| TO BE DONE |
Return only this: the line with "Give me a plain-text" and all the lines that follow it below, through the final one, exactly as they are.

Saved entries

==*==

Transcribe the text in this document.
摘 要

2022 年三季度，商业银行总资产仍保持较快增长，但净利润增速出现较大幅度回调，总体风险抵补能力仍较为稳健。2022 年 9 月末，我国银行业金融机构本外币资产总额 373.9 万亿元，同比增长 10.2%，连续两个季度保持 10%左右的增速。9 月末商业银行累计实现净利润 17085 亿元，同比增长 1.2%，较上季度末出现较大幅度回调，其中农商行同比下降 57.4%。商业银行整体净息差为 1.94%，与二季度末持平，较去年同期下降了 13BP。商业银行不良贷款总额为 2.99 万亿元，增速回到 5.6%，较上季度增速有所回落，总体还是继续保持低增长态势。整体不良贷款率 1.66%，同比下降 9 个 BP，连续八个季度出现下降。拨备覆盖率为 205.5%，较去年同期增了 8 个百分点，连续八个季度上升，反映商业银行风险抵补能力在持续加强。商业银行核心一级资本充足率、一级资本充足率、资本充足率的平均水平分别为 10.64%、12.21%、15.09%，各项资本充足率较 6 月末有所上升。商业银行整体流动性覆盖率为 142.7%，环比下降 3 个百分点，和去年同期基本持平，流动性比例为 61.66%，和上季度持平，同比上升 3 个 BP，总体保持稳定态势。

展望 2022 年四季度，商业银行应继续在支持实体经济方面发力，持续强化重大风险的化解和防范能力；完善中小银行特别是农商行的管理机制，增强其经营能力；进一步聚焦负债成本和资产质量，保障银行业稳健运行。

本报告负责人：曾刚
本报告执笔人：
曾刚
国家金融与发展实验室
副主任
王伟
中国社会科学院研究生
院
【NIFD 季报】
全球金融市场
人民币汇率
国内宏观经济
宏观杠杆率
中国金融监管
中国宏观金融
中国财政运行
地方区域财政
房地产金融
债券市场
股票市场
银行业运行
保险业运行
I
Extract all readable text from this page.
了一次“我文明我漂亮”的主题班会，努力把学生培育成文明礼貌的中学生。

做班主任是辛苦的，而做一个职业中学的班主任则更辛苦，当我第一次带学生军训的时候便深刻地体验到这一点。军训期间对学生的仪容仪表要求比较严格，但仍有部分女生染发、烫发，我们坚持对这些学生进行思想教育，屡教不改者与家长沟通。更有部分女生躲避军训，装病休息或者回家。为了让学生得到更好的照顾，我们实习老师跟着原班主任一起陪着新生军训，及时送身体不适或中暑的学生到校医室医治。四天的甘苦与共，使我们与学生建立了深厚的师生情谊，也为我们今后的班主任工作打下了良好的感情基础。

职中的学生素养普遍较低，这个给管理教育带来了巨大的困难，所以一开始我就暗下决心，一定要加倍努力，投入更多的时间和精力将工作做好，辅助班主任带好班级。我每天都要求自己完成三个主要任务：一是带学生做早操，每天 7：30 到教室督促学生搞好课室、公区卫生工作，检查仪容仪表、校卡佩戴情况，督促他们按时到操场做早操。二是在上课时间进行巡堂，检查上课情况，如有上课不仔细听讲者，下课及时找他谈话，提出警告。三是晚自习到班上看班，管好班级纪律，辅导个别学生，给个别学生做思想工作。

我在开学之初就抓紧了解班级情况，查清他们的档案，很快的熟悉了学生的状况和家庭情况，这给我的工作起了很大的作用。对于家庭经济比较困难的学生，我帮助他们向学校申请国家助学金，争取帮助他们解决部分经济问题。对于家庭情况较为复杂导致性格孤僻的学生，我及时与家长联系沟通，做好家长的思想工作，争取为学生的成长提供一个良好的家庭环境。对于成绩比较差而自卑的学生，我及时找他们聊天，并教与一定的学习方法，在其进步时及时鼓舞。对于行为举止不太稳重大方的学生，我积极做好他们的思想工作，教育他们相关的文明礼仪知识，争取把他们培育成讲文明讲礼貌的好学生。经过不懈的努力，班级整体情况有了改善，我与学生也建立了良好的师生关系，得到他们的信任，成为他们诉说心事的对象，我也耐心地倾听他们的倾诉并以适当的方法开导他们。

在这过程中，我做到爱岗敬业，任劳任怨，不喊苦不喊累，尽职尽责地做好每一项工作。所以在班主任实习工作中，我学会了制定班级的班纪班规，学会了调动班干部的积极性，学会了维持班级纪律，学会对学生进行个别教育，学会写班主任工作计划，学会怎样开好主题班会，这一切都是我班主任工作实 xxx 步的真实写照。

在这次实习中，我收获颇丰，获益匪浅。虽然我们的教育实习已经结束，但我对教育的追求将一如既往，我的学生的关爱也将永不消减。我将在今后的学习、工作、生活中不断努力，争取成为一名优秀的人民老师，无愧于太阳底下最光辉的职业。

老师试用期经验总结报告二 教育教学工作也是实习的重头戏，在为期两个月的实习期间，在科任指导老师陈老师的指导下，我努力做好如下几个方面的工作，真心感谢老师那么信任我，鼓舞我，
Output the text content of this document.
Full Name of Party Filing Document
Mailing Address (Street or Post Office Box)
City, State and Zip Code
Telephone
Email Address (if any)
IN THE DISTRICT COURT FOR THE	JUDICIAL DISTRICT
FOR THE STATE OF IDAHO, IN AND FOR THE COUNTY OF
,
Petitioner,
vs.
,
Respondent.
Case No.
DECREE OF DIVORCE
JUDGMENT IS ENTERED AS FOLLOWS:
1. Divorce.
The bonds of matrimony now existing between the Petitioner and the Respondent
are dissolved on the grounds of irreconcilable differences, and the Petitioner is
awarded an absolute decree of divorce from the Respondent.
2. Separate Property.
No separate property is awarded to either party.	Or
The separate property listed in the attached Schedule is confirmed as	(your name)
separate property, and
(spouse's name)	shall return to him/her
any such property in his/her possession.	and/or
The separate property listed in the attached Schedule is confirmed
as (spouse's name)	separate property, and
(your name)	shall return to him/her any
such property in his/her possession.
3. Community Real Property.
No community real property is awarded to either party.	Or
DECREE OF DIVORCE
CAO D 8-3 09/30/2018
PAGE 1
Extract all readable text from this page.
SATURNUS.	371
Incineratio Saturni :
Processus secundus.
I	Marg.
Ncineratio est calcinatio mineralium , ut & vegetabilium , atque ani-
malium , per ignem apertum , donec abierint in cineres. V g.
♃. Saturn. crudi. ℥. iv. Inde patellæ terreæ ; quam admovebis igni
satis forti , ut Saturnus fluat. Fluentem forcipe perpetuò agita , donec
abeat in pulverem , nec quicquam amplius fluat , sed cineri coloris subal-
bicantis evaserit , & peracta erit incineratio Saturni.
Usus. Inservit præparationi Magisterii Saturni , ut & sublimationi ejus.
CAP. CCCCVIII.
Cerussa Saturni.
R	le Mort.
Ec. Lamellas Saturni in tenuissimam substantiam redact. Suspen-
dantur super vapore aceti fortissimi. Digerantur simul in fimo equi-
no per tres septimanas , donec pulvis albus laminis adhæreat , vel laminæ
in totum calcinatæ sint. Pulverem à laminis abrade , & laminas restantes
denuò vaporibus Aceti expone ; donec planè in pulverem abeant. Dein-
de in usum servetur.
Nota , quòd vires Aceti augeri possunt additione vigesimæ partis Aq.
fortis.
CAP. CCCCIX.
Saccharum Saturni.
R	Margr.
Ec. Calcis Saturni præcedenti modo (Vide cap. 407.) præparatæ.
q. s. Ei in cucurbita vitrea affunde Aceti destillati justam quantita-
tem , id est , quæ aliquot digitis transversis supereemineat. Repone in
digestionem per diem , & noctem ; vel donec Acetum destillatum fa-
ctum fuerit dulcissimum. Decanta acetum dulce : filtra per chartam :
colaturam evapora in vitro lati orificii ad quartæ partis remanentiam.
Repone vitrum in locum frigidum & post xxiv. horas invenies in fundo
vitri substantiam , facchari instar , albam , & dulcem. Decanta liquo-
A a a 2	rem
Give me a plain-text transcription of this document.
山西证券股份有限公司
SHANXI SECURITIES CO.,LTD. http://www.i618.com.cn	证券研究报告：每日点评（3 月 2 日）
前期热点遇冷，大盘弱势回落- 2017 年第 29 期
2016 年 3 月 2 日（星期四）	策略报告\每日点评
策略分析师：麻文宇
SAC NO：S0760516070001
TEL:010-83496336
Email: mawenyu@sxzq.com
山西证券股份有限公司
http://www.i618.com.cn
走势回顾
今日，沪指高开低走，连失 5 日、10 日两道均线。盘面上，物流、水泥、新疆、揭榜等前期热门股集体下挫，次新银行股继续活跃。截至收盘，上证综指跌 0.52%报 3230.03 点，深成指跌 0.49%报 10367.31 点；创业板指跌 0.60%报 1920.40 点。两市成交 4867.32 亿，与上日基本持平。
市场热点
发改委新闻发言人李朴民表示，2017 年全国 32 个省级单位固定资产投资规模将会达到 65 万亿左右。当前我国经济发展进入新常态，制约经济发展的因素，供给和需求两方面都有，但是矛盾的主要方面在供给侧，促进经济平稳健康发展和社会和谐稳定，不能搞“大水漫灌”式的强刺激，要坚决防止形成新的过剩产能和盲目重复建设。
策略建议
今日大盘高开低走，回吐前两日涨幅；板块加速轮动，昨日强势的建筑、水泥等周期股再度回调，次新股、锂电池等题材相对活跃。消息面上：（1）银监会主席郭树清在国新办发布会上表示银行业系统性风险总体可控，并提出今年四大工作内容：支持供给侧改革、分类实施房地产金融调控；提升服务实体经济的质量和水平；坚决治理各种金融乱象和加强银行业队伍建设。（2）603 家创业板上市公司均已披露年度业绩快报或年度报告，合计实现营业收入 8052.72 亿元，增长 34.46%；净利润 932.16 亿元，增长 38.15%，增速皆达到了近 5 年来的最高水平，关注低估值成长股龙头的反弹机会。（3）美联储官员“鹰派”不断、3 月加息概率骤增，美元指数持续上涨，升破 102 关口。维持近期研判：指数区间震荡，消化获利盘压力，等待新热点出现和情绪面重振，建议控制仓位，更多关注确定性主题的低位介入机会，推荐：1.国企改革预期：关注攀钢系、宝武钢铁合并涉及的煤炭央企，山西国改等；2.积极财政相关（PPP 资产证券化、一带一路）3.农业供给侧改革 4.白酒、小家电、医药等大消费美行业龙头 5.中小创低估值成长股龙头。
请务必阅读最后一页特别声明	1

==*==

| TASK SOLUTION |
Give me a plain-text transcription of this document.
山西证券股份有限公司
SHANXI SECURITIES CO.,LTD. http://www.i618.com.cn	证券研究报告：每日点评（3 月 2 日）
前期热点遇冷，大盘弱势回落- 2017 年第 29 期
2016 年 3 月 2 日（星期四）	策略报告\每日点评
策略分析师：麻文宇
SAC NO：S0760516070001
TEL:010-83496336
Email: mawenyu@sxzq.com
山西证券股份有限公司
http://www.i618.com.cn
走势回顾
今日，沪指高开低走，连失 5 日、10 日两道均线。盘面上，物流、水泥、新疆、揭榜等前期热门股集体下挫，次新银行股继续活跃。截至收盘，上证综指跌 0.52%报 3230.03 点，深成指跌 0.49%报 10367.31 点；创业板指跌 0.60%报 1920.40 点。两市成交 4867.32 亿，与上日基本持平。
市场热点
发改委新闻发言人李朴民表示，2017 年全国 32 个省级单位固定资产投资规模将会达到 65 万亿左右。当前我国经济发展进入新常态，制约经济发展的因素，供给和需求两方面都有，但是矛盾的主要方面在供给侧，促进经济平稳健康发展和社会和谐稳定，不能搞“大水漫灌”式的强刺激，要坚决防止形成新的过剩产能和盲目重复建设。
策略建议
今日大盘高开低走，回吐前两日涨幅；板块加速轮动，昨日强势的建筑、水泥等周期股再度回调，次新股、锂电池等题材相对活跃。消息面上：（1）银监会主席郭树清在国新办发布会上表示银行业系统性风险总体可控，并提出今年四大工作内容：支持供给侧改革、分类实施房地产金融调控；提升服务实体经济的质量和水平；坚决治理各种金融乱象和加强银行业队伍建设。（2）603 家创业板上市公司均已披露年度业绩快报或年度报告，合计实现营业收入 8052.72 亿元，增长 34.46%；净利润 932.16 亿元，增长 38.15%，增速皆达到了近 5 年来的最高水平，关注低估值成长股龙头的反弹机会。（3）美联储官员“鹰派”不断、3 月加息概率骤增，美元指数持续上涨，升破 102 关口。维持近期研判：指数区间震荡，消化获利盘压力，等待新热点出现和情绪面重振，建议控制仓位，更多关注确定性主题的低位介入机会，推荐：1.国企改革预期：关注攀钢系、宝武钢铁合并涉及的煤炭央企，山西国改等；2.积极财政相关（PPP 资产证券化、一带一路）3.农业供给侧改革 4.白酒、小家电、医药等大消费美行业龙头 5.中小创低估值成长股龙头。
请务必阅读最后一页特别声明	1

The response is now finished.